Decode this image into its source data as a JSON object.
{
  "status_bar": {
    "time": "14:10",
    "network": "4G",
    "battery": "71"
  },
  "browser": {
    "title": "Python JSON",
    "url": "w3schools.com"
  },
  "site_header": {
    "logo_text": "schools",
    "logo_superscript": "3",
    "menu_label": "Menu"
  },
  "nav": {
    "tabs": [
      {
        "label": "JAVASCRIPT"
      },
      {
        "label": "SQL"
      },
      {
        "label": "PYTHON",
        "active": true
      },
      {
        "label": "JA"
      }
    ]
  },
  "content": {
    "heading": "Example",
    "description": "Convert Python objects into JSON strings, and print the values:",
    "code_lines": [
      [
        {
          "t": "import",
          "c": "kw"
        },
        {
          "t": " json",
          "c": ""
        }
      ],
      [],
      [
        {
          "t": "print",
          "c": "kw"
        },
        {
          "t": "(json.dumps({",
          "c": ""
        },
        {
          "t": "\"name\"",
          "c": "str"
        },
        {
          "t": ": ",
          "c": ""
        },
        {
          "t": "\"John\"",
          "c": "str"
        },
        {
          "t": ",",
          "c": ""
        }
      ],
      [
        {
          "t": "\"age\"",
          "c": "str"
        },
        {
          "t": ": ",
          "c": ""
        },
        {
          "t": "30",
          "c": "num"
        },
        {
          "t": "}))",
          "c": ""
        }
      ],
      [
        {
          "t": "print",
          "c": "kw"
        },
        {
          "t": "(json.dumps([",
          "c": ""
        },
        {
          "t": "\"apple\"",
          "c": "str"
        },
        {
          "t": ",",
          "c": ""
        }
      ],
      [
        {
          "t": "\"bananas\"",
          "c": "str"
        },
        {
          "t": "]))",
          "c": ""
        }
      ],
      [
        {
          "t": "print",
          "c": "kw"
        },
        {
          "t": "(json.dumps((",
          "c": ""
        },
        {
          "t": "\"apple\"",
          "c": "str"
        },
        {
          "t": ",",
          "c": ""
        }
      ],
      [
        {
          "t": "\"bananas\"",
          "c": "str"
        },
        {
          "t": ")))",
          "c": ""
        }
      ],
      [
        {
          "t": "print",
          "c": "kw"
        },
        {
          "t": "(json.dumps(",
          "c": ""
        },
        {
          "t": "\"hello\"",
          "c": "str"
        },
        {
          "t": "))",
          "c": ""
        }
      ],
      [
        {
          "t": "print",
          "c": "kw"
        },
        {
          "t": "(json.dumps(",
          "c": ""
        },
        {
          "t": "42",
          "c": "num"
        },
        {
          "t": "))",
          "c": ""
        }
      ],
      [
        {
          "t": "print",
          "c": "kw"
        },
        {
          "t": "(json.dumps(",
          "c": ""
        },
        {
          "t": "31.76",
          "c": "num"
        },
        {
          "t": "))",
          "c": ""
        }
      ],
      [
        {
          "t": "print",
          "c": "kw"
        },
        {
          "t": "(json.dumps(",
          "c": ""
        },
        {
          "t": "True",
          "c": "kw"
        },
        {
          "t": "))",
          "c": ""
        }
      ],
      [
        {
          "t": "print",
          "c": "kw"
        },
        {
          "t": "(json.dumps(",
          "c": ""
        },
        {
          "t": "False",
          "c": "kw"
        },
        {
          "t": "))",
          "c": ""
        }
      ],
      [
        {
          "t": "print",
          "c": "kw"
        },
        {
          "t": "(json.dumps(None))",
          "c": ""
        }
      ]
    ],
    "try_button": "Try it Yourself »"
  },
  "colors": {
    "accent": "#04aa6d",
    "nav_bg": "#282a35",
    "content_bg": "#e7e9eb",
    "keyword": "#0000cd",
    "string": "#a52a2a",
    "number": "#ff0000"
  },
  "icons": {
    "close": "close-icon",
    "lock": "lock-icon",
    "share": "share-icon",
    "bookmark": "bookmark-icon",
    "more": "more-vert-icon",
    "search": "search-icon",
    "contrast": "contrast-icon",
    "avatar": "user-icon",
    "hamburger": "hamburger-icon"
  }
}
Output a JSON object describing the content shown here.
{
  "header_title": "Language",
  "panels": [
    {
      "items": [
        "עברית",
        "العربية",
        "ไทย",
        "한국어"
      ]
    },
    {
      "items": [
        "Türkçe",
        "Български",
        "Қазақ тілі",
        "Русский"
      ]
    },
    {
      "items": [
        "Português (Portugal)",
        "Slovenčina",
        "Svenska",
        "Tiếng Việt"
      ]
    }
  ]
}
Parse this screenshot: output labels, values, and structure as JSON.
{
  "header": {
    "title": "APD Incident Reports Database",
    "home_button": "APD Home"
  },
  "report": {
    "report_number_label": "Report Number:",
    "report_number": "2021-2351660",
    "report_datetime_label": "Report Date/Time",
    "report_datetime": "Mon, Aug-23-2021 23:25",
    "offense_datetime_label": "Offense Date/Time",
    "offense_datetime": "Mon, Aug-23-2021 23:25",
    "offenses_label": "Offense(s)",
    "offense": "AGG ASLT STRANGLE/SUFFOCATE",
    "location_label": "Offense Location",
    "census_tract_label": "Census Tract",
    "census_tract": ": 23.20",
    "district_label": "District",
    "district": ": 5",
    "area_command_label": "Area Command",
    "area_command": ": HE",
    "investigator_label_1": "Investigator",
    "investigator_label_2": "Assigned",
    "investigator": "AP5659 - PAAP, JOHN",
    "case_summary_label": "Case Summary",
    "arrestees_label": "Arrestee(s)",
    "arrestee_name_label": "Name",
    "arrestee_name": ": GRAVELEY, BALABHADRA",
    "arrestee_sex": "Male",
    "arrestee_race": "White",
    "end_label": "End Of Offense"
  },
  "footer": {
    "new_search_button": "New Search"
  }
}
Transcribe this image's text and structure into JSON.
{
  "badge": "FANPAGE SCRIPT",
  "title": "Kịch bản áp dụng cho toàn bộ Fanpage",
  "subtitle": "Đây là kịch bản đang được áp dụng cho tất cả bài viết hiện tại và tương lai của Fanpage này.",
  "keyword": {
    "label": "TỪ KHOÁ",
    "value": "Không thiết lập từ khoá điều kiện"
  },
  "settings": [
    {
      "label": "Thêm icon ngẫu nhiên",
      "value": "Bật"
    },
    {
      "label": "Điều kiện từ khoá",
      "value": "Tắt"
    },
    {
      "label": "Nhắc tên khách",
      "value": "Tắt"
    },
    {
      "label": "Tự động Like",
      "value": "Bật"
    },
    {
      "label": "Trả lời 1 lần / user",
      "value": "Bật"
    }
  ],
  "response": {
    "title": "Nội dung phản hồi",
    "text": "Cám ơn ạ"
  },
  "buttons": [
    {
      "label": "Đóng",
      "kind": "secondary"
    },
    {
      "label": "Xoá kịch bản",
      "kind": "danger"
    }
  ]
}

= = = =

> [The task]
Output every entry shown above, exactly.

> [Response to the exercise]
Decode this image into its source data as a JSON object.
{
  "status_bar": {
    "time": "14:10",
    "network": "4G",
    "battery": "71"
  },
  "browser": {
    "title": "Python JSON",
    "url": "w3schools.com"
  },
  "site_header": {
    "logo_text": "schools",
    "logo_superscript": "3",
    "menu_label": "Menu"
  },
  "nav": {
    "tabs": [
      {
        "label": "JAVASCRIPT"
      },
      {
        "label": "SQL"
      },
      {
        "label": "PYTHON",
        "active": true
      },
      {
        "label": "JA"
      }
    ]
  },
  "content": {
    "heading": "Example",
    "description": "Convert Python objects into JSON strings, and print the values:",
    "code_lines": [
      [
        {
          "t": "import",
          "c": "kw"
        },
        {
          "t": " json",
          "c": ""
        }
      ],
      [],
      [
        {
          "t": "print",
          "c": "kw"
        },
        {
          "t": "(json.dumps({",
          "c": ""
        },
        {
          "t": "\"name\"",
          "c": "str"
        },
        {
          "t": ": ",
          "c": ""
        },
        {
          "t": "\"John\"",
          "c": "str"
        },
        {
          "t": ",",
          "c": ""
        }
      ],
      [
        {
          "t": "\"age\"",
          "c": "str"
        },
        {
          "t": ": ",
          "c": ""
        },
        {
          "t": "30",
          "c": "num"
        },
        {
          "t": "}))",
          "c": ""
        }
      ],
      [
        {
          "t": "print",
          "c": "kw"
        },
        {
          "t": "(json.dumps([",
          "c": ""
        },
        {
          "t": "\"apple\"",
          "c": "str"
        },
        {
          "t": ",",
          "c": ""
        }
      ],
      [
        {
          "t": "\"bananas\"",
          "c": "str"
        },
        {
          "t": "]))",
          "c": ""
        }
      ],
      [
        {
          "t": "print",
          "c": "kw"
        },
        {
          "t": "(json.dumps((",
          "c": ""
        },
        {
          "t": "\"apple\"",
          "c": "str"
        },
        {
          "t": ",",
          "c": ""
        }
      ],
      [
        {
          "t": "\"bananas\"",
          "c": "str"
        },
        {
          "t": ")))",
          "c": ""
        }
      ],
      [
        {
          "t": "print",
          "c": "kw"
        },
        {
          "t": "(json.dumps(",
          "c": ""
        },
        {
          "t": "\"hello\"",
          "c": "str"
        },
        {
          "t": "))",
          "c": ""
        }
      ],
      [
        {
          "t": "print",
          "c": "kw"
        },
        {
          "t": "(json.dumps(",
          "c": ""
        },
        {
          "t": "42",
          "c": "num"
        },
        {
          "t": "))",
          "c": ""
        }
      ],
      [
        {
          "t": "print",
          "c": "kw"
        },
        {
          "t": "(json.dumps(",
          "c": ""
        },
        {
          "t": "31.76",
          "c": "num"
        },
        {
          "t": "))",
          "c": ""
        }
      ],
      [
        {
          "t": "print",
          "c": "kw"
        },
        {
          "t": "(json.dumps(",
          "c": ""
        },
        {
          "t": "True",
          "c": "kw"
        },
        {
          "t": "))",
          "c": ""
        }
      ],
      [
        {
          "t": "print",
          "c": "kw"
        },
        {
          "t": "(json.dumps(",
          "c": ""
        },
        {
          "t": "False",
          "c": "kw"
        },
        {
          "t": "))",
          "c": ""
        }
      ],
      [
        {
          "t": "print",
          "c": "kw"
        },
        {
          "t": "(json.dumps(None))",
          "c": ""
        }
      ]
    ],
    "try_button": "Try it Yourself »"
  },
  "colors": {
    "accent": "#04aa6d",
    "nav_bg": "#282a35",
    "content_bg": "#e7e9eb",
    "keyword": "#0000cd",
    "string": "#a52a2a",
    "number": "#ff0000"
  },
  "icons": {
    "close": "close-icon",
    "lock": "lock-icon",
    "share": "share-icon",
    "bookmark": "bookmark-icon",
    "more": "more-vert-icon",
    "search": "search-icon",
    "contrast": "contrast-icon",
    "avatar": "user-icon",
    "hamburger": "hamburger-icon"
  }
}
Output a JSON object describing the content shown here.
{
  "header_title": "Language",
  "panels": [
    {
      "items": [
        "עברית",
        "العربية",
        "ไทย",
        "한국어"
      ]
    },
    {
      "items": [
        "Türkçe",
        "Български",
        "Қазақ тілі",
        "Русский"
      ]
    },
    {
      "items": [
        "Português (Portugal)",
        "Slovenčina",
        "Svenska",
        "Tiếng Việt"
      ]
    }
  ]
}
Parse this screenshot: output labels, values, and structure as JSON.
{
  "header": {
    "title": "APD Incident Reports Database",
    "home_button": "APD Home"
  },
  "report": {
    "report_number_label": "Report Number:",
    "report_number": "2021-2351660",
    "report_datetime_label": "Report Date/Time",
    "report_datetime": "Mon, Aug-23-2021 23:25",
    "offense_datetime_label": "Offense Date/Time",
    "offense_datetime": "Mon, Aug-23-2021 23:25",
    "offenses_label": "Offense(s)",
    "offense": "AGG ASLT STRANGLE/SUFFOCATE",
    "location_label": "Offense Location",
    "census_tract_label": "Census Tract",
    "census_tract": ": 23.20",
    "district_label": "District",
    "district": ": 5",
    "area_command_label": "Area Command",
    "area_command": ": HE",
    "investigator_label_1": "Investigator",
    "investigator_label_2": "Assigned",
    "investigator": "AP5659 - PAAP, JOHN",
    "case_summary_label": "Case Summary",
    "arrestees_label": "Arrestee(s)",
    "arrestee_name_label": "Name",
    "arrestee_name": ": GRAVELEY, BALABHADRA",
    "arrestee_sex": "Male",
    "arrestee_race": "White",
    "end_label": "End Of Offense"
  },
  "footer": {
    "new_search_button": "New Search"
  }
}
Transcribe this image's text and structure into JSON.
{
  "badge": "FANPAGE SCRIPT",
  "title": "Kịch bản áp dụng cho toàn bộ Fanpage",
  "subtitle": "Đây là kịch bản đang được áp dụng cho tất cả bài viết hiện tại và tương lai của Fanpage này.",
  "keyword": {
    "label": "TỪ KHOÁ",
    "value": "Không thiết lập từ khoá điều kiện"
  },
  "settings": [
    {
      "label": "Thêm icon ngẫu nhiên",
      "value": "Bật"
    },
    {
      "label": "Điều kiện từ khoá",
      "value": "Tắt"
    },
    {
      "label": "Nhắc tên khách",
      "value": "Tắt"
    },
    {
      "label": "Tự động Like",
      "value": "Bật"
    },
    {
      "label": "Trả lời 1 lần / user",
      "value": "Bật"
    }
  ],
  "response": {
    "title": "Nội dung phản hồi",
    "text": "Cám ơn ạ"
  },
  "buttons": [
    {
      "label": "Đóng",
      "kind": "secondary"
    },
    {
      "label": "Xoá kịch bản",
      "kind": "danger"
    }
  ]
}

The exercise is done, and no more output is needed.